What is being asked: Work out how many lines in the entries contain the string "AOCG", and give nothing but that number.

Data for processing:
**********

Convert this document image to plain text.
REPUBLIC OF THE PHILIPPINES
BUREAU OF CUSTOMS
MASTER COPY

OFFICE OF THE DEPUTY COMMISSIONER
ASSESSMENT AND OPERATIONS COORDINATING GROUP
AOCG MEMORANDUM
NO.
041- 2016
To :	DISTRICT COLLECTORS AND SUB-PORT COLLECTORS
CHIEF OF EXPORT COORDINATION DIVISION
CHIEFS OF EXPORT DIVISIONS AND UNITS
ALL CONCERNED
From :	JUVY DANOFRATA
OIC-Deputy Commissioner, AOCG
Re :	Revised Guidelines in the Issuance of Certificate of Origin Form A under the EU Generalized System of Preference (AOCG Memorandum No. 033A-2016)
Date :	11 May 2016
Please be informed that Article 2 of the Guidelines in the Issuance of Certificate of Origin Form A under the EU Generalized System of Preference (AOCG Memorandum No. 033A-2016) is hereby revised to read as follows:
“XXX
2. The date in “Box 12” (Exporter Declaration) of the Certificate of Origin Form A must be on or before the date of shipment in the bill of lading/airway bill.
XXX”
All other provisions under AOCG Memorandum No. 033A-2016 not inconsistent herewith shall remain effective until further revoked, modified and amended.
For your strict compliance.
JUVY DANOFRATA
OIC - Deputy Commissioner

**********

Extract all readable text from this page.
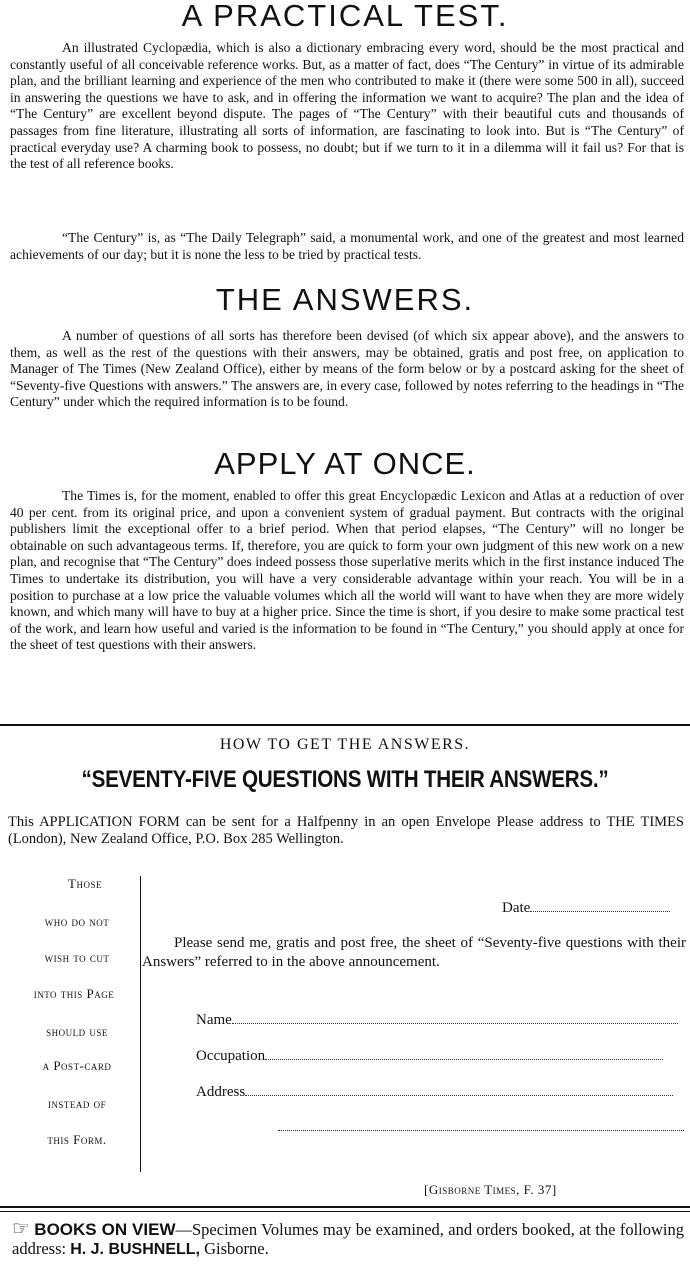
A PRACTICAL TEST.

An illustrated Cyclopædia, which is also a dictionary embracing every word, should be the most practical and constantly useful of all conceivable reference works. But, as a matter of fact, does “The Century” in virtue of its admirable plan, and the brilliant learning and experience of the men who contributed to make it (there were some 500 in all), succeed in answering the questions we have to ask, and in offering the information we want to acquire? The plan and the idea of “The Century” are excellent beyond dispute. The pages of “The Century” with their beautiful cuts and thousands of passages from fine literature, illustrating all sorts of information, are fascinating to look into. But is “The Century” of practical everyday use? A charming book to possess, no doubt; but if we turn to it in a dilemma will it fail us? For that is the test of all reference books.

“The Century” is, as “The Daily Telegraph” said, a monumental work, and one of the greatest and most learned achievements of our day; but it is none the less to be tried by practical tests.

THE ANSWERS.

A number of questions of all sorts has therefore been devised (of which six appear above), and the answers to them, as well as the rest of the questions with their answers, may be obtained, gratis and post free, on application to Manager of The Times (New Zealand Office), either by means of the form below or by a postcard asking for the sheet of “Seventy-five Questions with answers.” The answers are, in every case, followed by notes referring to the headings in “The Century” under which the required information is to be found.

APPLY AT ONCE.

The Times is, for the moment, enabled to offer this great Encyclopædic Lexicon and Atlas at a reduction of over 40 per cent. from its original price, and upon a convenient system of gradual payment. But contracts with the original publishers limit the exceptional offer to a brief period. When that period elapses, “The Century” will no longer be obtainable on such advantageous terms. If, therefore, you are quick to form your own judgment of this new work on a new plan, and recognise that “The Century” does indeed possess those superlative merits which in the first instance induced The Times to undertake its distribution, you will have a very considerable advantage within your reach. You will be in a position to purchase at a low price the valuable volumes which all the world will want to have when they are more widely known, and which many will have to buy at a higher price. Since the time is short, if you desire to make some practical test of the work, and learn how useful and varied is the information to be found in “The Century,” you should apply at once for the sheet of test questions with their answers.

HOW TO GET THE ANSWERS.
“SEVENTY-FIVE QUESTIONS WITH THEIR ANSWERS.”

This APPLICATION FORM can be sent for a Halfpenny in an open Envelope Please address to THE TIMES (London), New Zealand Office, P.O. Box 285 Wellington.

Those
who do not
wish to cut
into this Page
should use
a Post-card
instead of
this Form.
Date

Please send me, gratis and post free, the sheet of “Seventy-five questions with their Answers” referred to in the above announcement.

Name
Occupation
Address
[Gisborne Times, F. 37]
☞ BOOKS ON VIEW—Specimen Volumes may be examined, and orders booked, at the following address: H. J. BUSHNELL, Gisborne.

**********

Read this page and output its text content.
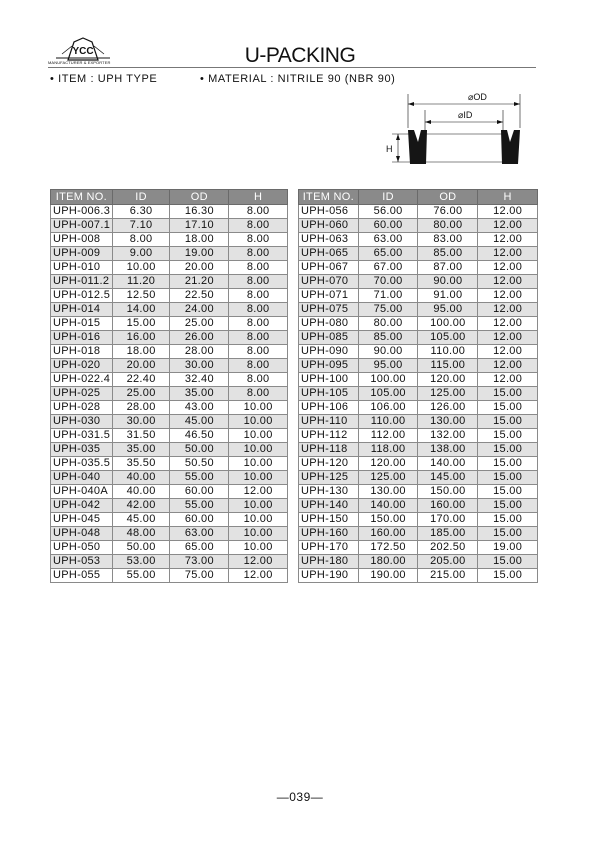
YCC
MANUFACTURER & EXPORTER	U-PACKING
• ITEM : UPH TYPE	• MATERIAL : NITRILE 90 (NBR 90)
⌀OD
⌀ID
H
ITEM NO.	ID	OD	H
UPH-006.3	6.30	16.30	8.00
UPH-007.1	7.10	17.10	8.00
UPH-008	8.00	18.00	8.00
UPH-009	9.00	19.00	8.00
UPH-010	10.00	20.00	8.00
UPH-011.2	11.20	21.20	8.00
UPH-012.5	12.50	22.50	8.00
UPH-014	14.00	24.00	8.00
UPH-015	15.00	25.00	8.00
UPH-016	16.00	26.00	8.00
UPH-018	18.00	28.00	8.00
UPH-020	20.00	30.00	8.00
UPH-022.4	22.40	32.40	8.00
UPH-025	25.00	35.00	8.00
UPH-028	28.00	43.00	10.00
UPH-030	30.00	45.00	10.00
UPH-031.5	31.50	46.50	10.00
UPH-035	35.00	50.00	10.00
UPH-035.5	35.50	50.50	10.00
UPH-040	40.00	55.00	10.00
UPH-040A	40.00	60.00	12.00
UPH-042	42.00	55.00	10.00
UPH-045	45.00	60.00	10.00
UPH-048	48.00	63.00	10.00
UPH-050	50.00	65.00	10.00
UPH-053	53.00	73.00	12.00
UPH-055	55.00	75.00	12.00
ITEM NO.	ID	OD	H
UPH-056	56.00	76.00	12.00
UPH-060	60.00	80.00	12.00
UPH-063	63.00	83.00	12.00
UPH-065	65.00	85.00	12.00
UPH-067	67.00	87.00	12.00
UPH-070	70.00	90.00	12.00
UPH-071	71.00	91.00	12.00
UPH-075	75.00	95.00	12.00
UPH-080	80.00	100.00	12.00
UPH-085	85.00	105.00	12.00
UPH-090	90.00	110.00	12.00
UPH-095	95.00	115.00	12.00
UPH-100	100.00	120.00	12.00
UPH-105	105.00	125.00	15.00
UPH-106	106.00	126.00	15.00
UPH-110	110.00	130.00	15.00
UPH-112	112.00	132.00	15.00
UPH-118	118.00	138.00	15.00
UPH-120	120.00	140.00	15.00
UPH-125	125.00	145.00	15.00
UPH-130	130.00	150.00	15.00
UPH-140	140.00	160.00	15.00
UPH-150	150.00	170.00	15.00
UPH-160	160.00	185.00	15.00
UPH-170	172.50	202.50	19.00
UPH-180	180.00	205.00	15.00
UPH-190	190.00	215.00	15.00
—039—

**********

Complete response: 5